Rows from a figure dataset
..........

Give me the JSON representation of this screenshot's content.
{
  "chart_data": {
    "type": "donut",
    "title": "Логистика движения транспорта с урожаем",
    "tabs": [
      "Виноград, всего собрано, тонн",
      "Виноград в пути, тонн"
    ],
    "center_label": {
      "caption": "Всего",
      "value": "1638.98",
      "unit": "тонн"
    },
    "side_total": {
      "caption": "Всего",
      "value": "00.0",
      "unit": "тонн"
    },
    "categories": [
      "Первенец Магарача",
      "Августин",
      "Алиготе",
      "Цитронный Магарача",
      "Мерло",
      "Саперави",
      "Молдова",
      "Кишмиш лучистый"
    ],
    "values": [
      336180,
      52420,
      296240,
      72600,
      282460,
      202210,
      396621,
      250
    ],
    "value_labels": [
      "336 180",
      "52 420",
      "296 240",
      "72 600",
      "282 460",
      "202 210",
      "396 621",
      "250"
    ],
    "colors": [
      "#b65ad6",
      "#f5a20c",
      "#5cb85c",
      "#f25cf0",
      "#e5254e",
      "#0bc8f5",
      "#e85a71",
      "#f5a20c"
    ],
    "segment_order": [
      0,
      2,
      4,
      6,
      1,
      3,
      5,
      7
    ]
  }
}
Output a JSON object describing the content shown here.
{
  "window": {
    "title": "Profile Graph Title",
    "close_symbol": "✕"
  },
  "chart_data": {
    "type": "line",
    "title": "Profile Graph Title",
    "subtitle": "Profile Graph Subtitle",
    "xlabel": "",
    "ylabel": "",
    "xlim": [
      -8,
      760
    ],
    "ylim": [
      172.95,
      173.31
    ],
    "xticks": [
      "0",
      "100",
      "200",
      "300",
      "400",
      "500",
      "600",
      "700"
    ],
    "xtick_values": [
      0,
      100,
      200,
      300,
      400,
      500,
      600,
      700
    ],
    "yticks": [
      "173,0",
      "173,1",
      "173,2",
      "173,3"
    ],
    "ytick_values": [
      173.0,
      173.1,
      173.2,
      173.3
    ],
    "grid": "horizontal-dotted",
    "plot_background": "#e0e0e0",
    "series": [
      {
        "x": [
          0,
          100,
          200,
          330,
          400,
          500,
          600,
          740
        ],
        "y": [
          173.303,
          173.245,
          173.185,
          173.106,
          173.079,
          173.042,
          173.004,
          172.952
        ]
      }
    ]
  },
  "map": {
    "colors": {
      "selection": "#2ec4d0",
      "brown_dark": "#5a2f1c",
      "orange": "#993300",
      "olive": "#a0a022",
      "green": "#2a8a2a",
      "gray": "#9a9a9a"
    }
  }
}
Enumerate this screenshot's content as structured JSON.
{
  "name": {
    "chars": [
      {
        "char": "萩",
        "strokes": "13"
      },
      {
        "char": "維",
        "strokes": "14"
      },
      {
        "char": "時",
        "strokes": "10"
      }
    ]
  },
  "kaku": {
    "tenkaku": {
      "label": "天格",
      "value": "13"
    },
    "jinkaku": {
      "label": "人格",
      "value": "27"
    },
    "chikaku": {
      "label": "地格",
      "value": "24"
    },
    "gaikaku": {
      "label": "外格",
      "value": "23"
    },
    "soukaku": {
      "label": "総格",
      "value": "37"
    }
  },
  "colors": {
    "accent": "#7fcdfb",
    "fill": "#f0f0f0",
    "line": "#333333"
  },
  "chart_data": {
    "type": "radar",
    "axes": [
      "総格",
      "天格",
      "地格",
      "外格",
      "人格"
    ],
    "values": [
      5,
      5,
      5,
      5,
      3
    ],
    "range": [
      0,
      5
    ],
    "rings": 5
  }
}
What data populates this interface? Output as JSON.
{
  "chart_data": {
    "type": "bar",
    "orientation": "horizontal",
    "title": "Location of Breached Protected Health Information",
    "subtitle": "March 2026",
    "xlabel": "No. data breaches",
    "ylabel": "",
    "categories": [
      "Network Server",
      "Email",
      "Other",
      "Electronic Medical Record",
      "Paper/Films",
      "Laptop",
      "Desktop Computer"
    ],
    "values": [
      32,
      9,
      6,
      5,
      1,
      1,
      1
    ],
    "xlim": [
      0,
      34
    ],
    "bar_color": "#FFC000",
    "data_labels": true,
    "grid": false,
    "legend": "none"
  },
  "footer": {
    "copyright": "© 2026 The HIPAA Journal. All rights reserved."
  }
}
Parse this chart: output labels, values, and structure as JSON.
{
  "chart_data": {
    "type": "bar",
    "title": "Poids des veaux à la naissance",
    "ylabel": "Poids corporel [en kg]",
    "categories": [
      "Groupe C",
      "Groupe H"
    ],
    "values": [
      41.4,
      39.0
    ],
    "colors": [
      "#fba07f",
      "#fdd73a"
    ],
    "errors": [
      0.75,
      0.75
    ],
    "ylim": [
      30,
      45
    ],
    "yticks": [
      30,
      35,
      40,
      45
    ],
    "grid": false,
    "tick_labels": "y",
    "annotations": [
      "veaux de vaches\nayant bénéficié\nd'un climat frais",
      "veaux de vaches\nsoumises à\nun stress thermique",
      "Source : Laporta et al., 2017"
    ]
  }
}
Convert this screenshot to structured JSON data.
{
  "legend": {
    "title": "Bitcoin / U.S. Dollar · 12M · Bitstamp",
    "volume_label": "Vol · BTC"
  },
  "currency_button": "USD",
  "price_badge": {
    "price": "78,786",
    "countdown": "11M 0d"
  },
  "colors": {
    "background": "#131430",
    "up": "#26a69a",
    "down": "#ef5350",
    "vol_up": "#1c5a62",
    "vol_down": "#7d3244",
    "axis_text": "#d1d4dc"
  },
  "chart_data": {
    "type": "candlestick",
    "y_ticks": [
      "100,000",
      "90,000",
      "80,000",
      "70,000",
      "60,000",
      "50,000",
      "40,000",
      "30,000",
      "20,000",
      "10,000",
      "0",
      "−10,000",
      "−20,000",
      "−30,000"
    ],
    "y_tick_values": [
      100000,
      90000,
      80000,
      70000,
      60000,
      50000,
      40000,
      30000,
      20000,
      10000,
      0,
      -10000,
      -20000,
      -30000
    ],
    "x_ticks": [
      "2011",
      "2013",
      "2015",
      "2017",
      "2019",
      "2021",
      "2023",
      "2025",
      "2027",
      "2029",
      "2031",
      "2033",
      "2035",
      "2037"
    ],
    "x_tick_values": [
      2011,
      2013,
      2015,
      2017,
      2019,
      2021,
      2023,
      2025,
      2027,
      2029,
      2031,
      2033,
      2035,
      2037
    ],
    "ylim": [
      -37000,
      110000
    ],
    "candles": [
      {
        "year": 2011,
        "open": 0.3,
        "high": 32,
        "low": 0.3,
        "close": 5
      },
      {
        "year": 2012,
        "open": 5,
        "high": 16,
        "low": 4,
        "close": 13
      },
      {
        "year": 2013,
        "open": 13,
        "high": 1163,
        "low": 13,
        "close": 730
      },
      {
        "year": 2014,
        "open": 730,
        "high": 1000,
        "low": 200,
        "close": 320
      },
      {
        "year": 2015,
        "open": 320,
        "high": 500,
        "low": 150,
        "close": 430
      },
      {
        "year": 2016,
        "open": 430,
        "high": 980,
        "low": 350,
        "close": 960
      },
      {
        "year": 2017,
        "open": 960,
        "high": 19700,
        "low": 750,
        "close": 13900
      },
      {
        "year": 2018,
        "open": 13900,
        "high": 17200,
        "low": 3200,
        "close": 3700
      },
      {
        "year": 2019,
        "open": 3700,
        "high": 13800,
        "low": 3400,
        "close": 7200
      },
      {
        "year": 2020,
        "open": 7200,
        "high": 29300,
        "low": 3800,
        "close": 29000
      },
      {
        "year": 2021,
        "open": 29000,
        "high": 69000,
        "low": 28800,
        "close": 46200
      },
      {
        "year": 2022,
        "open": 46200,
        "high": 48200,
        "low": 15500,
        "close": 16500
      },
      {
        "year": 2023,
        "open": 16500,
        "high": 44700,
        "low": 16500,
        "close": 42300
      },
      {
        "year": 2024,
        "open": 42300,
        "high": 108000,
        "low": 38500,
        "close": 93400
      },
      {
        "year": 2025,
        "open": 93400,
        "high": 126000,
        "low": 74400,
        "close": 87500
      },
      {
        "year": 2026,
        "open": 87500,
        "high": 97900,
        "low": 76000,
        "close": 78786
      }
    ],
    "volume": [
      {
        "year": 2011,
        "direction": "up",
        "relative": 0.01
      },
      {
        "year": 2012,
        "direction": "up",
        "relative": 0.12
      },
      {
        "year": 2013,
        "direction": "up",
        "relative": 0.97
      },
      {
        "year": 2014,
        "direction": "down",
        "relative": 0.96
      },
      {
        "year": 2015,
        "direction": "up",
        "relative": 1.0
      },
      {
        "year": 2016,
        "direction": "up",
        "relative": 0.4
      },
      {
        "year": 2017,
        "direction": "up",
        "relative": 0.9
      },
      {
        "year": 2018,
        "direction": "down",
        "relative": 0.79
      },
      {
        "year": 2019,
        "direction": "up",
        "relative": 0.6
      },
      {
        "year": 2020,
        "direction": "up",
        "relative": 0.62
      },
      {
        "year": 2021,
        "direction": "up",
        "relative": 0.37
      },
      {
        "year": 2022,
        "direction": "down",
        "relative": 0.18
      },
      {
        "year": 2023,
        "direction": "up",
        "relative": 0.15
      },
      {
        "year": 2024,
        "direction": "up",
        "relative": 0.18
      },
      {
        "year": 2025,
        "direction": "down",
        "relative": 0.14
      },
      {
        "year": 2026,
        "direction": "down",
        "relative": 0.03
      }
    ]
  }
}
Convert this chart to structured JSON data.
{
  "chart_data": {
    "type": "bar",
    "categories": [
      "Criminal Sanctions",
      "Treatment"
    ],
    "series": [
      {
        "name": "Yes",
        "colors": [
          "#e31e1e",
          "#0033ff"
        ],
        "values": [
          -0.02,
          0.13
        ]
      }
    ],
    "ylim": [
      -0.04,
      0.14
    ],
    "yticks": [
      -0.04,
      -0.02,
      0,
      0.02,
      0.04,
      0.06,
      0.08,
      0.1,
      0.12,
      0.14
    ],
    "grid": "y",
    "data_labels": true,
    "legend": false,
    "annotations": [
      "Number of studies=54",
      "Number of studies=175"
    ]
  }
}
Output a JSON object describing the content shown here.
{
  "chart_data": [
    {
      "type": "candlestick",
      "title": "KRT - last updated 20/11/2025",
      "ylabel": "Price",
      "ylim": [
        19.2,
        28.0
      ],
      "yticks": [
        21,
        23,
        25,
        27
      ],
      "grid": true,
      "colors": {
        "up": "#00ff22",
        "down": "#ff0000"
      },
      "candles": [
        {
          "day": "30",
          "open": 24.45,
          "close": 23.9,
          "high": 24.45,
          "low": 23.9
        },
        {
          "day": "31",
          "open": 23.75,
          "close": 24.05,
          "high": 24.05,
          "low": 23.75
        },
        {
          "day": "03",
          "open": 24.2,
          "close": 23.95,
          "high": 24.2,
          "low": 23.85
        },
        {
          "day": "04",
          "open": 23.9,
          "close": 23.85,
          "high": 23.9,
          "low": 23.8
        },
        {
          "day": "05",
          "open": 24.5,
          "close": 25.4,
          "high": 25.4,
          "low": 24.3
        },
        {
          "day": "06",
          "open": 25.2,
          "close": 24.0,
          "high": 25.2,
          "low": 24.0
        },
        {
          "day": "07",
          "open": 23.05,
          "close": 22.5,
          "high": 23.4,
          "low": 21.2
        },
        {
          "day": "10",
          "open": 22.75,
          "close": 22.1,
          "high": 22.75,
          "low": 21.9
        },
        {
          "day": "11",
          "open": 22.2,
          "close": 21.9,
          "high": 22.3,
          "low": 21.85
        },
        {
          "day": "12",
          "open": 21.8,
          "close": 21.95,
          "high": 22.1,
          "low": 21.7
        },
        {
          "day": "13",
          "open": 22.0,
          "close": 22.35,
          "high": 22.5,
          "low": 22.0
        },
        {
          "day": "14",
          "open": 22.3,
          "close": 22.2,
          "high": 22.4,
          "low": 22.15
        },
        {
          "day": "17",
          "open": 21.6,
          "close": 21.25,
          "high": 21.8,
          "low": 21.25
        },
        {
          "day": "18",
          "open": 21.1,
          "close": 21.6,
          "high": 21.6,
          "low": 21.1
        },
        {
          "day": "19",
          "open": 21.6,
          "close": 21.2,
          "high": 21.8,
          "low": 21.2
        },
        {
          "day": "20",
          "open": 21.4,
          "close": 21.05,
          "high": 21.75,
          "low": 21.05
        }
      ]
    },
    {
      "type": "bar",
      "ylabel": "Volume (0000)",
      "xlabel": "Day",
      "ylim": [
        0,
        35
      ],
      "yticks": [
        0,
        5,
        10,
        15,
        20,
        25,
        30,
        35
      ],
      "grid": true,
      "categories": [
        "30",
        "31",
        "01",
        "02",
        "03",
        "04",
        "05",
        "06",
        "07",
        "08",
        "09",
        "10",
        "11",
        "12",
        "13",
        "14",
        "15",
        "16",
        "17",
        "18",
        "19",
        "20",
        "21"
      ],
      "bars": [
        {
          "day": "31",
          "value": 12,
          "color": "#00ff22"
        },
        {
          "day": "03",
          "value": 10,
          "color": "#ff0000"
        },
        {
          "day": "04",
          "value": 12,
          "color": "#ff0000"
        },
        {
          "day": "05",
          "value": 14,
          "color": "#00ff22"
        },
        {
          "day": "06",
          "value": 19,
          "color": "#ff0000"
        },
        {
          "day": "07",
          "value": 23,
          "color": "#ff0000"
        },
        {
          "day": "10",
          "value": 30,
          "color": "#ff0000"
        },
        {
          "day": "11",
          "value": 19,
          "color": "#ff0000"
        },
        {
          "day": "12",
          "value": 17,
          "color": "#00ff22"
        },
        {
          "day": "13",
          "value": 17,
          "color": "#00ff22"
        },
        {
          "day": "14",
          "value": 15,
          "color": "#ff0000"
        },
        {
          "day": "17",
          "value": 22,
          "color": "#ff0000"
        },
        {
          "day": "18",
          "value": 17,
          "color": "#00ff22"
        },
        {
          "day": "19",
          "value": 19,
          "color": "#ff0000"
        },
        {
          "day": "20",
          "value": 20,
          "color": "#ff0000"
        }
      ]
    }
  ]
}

..........

(Stated problem) Say how many lines contain the string "Convert", giving nothing but the count.

(Result) 2